● **Stated problem**:
Each line containing the word "表示电阻" must be reported.

● **Data for this exercise**:
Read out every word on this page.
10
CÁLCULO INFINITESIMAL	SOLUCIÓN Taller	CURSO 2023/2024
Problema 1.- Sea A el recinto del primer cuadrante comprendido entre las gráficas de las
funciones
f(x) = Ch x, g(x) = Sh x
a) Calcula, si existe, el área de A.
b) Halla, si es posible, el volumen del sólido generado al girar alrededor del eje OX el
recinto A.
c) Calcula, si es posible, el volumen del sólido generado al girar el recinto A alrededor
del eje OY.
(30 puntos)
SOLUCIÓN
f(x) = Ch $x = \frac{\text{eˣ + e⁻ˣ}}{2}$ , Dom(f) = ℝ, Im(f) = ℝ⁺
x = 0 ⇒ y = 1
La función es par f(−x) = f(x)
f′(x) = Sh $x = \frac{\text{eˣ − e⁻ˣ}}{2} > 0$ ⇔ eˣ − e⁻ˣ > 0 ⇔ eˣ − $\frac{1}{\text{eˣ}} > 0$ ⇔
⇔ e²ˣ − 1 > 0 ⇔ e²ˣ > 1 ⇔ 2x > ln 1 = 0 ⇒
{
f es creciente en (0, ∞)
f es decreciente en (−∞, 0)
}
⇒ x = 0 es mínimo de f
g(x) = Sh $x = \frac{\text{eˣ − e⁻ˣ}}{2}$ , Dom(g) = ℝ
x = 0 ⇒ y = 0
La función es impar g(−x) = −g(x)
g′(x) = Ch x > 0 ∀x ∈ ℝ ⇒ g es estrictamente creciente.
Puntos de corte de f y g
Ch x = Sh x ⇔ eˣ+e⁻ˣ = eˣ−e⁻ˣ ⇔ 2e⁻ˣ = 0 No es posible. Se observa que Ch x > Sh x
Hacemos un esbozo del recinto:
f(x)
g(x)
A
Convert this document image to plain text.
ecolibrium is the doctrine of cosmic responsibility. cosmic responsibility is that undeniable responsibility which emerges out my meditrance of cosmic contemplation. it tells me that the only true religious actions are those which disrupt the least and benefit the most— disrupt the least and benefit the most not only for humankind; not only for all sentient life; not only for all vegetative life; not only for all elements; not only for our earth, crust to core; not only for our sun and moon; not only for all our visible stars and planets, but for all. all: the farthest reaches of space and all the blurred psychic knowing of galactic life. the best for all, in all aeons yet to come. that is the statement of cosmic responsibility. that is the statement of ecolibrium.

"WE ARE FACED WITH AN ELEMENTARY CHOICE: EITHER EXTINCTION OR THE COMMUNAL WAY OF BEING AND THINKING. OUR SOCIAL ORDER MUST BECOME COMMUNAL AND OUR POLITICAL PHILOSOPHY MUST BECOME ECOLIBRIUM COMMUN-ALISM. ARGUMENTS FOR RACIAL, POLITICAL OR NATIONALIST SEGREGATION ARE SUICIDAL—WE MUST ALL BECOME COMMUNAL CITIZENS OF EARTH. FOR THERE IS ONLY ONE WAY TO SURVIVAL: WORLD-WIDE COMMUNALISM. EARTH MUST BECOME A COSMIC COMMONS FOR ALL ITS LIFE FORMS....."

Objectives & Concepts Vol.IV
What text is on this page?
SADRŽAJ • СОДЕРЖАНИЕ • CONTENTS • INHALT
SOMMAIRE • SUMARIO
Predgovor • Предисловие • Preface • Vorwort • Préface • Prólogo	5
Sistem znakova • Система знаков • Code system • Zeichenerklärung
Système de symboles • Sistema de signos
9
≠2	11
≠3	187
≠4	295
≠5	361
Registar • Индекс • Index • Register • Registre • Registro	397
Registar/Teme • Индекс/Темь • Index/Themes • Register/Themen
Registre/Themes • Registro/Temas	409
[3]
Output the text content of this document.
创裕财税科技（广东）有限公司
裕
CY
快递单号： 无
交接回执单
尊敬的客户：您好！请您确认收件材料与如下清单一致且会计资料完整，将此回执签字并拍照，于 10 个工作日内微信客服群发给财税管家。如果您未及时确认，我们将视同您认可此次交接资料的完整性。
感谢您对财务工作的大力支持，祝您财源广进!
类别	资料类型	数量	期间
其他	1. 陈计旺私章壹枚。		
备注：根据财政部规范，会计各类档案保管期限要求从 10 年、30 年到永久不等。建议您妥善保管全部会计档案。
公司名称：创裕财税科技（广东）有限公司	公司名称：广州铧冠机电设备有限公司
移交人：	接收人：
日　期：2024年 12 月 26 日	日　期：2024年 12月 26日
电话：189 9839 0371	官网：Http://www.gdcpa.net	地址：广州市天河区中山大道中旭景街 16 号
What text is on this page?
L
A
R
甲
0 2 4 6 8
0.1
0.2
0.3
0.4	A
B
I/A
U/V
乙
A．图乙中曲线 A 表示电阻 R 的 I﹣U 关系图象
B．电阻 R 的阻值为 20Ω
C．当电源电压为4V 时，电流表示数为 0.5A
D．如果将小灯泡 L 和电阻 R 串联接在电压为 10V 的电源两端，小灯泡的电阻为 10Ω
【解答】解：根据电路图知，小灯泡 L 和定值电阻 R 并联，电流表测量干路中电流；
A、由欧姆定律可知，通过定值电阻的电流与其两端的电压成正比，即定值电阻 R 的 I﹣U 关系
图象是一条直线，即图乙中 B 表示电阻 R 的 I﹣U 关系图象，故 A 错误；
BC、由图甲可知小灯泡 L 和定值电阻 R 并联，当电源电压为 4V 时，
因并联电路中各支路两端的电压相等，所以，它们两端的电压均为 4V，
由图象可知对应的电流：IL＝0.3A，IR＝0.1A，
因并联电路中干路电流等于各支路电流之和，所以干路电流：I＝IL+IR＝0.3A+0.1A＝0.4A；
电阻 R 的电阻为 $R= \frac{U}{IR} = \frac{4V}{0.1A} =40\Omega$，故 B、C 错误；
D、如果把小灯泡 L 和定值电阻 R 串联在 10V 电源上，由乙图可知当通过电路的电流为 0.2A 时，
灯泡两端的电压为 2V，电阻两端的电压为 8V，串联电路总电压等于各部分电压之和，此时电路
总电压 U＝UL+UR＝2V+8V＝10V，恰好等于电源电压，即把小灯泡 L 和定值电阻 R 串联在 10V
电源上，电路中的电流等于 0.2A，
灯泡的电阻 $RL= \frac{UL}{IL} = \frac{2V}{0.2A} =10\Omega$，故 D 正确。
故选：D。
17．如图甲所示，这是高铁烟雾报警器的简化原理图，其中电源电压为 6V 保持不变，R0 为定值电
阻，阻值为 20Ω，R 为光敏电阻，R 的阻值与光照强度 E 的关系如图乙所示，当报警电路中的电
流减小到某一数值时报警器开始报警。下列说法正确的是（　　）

● **Written solution**:
A．图乙中曲线 A 表示电阻 R 的 I﹣U 关系图象
图象是一条直线，即图乙中 B 表示电阻 R 的 I﹣U 关系图象，故 A 错误；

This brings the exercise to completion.